◆ PROVIDED INFORMATION
***

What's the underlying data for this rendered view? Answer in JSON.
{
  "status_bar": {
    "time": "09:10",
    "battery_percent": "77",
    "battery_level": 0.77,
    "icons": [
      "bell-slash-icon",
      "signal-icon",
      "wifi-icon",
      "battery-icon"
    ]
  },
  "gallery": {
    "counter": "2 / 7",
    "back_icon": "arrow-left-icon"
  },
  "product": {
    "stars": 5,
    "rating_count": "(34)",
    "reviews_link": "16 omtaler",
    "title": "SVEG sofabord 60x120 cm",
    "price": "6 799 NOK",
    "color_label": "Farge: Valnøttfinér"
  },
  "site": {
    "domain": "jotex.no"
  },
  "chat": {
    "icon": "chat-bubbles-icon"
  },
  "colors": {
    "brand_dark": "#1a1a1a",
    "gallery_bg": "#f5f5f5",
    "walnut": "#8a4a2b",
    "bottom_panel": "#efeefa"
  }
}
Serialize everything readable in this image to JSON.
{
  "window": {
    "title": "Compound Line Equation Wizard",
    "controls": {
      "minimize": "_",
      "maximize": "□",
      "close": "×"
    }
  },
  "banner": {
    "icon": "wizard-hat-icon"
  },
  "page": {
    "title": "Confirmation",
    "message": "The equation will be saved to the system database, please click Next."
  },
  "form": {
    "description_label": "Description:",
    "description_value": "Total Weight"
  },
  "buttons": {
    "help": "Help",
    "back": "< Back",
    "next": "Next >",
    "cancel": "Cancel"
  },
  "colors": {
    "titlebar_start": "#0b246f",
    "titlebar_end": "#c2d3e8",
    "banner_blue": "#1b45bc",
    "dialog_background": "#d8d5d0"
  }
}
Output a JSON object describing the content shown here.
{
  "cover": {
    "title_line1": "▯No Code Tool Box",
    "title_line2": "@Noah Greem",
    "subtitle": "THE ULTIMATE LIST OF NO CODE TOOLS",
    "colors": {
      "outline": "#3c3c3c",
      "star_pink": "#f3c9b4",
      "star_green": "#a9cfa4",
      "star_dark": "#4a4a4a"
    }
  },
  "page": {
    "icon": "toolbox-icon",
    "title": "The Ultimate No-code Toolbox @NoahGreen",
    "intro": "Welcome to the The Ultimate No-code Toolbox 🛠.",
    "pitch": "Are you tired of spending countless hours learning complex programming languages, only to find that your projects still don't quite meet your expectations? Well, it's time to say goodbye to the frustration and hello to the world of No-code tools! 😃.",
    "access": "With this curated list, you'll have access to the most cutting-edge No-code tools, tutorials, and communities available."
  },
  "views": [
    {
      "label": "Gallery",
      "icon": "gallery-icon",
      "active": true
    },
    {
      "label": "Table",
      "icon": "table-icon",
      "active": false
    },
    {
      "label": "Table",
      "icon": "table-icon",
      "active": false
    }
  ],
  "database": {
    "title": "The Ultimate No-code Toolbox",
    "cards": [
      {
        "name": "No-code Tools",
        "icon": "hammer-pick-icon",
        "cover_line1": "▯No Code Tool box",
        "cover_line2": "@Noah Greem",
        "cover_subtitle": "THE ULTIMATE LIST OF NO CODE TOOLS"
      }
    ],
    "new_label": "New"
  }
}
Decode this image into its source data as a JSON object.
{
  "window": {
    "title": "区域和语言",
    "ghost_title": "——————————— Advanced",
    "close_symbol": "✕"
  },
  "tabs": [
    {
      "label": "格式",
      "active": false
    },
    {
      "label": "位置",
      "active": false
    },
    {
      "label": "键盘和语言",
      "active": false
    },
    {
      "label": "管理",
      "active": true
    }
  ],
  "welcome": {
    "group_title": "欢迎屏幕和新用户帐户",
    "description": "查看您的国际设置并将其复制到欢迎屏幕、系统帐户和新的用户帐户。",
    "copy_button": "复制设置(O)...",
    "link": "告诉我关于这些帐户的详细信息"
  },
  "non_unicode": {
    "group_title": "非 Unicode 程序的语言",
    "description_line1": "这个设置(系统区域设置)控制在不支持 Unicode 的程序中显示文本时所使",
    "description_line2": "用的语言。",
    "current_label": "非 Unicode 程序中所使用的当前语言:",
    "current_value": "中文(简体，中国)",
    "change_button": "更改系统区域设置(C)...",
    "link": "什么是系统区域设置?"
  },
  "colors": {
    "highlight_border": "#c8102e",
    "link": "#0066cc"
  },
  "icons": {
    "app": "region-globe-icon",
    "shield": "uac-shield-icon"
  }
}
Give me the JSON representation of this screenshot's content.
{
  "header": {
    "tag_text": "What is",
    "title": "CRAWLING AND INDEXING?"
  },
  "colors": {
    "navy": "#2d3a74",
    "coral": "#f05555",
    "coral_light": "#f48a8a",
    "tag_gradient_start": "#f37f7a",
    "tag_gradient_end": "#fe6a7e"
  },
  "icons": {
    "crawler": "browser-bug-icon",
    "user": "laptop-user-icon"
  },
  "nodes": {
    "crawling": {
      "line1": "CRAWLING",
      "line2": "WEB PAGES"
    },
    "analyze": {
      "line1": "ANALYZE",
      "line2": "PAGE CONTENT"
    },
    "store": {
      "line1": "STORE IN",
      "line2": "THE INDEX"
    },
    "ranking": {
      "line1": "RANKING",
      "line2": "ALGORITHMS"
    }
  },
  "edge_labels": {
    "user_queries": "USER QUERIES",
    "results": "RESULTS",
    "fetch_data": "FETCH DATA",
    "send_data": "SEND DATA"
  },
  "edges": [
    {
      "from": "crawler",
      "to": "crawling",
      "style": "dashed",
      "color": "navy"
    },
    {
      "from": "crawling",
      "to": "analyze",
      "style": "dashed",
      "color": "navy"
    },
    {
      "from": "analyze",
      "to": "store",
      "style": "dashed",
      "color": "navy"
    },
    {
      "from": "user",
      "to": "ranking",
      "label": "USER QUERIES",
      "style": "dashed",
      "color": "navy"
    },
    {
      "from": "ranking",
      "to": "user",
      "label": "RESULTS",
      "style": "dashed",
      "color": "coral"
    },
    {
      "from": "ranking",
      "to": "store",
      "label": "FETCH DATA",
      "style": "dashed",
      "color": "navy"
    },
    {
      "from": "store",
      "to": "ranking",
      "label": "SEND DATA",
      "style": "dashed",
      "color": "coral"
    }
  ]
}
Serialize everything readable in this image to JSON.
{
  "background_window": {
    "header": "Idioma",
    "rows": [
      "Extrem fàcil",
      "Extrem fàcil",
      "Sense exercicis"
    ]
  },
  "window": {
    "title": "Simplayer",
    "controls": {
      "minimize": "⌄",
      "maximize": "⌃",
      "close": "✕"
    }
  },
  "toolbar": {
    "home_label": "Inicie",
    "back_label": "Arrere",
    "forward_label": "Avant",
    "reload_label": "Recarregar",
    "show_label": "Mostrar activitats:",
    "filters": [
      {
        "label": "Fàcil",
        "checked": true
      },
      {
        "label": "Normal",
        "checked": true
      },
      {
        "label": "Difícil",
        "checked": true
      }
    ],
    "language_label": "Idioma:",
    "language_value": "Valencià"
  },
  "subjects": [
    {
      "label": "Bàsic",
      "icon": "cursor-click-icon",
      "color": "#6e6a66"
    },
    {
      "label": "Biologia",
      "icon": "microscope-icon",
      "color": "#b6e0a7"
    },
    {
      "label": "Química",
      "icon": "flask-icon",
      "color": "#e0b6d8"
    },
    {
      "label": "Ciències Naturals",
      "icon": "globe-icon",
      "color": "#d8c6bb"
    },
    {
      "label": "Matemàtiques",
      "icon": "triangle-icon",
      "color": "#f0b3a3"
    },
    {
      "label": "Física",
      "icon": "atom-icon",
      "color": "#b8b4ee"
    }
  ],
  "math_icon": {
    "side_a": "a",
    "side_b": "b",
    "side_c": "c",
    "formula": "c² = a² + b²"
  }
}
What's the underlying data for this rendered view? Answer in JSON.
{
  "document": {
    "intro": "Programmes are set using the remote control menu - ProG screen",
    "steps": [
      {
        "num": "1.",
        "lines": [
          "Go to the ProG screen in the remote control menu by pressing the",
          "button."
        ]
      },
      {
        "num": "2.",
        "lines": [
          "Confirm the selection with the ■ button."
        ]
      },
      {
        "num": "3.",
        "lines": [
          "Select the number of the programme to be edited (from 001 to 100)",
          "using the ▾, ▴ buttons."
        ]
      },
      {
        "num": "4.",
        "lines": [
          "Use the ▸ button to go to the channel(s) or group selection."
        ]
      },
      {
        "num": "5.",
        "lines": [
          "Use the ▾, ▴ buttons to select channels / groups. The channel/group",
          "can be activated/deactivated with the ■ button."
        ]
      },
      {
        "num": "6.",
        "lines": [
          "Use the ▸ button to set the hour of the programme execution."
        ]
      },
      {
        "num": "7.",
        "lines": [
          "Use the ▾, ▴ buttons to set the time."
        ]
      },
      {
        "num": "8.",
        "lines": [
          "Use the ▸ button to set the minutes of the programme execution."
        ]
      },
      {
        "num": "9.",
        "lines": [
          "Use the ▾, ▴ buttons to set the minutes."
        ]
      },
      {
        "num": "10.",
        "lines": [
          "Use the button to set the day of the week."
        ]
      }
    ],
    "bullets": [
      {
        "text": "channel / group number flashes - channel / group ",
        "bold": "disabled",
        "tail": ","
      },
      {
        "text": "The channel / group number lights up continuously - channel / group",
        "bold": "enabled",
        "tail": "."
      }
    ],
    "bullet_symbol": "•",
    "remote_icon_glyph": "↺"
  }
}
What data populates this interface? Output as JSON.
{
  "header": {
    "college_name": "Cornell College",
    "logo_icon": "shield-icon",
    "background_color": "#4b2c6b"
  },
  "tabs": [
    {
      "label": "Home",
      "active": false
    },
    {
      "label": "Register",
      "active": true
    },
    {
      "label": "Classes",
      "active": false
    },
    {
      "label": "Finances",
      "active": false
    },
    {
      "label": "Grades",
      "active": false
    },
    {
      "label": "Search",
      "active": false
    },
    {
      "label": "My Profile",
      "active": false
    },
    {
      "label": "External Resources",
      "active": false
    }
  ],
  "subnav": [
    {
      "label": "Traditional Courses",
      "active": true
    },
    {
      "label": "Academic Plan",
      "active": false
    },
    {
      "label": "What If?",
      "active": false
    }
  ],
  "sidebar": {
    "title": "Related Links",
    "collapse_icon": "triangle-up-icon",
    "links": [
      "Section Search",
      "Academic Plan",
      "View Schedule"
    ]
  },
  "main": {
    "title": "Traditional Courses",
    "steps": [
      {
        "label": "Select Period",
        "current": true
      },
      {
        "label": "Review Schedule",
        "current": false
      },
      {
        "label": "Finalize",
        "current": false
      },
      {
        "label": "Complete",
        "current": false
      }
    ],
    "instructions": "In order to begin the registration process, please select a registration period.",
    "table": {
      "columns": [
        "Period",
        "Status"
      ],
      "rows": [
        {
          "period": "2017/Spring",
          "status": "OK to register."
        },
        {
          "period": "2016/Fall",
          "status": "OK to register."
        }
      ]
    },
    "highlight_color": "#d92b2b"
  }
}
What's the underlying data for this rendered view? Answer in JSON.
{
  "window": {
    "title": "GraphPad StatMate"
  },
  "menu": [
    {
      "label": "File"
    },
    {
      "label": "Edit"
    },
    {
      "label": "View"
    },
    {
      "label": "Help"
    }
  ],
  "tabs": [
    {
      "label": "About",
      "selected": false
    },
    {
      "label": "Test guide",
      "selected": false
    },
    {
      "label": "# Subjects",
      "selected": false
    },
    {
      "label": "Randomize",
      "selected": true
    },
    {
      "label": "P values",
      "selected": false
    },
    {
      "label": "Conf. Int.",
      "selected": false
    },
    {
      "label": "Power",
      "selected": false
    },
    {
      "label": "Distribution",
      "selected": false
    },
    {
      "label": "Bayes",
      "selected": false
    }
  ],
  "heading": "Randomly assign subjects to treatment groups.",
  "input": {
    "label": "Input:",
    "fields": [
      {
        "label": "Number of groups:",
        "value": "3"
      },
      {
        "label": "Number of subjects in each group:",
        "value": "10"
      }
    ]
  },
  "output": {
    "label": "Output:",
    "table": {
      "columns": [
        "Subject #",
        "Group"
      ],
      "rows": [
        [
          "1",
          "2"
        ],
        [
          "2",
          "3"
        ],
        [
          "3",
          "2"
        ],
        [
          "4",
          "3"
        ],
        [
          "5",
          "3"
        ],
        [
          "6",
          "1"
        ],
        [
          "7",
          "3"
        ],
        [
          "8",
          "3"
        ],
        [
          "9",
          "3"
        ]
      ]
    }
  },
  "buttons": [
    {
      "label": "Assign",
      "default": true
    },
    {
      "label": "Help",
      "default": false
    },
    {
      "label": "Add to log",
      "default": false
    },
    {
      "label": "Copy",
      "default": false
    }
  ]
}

***

◆ STATED PROBLEM
Each line that holds the word "globe" is to be copied.

◆ ANSWER TO THE EXERCISE
    "app": "region-globe-icon",
      "icon": "globe-icon",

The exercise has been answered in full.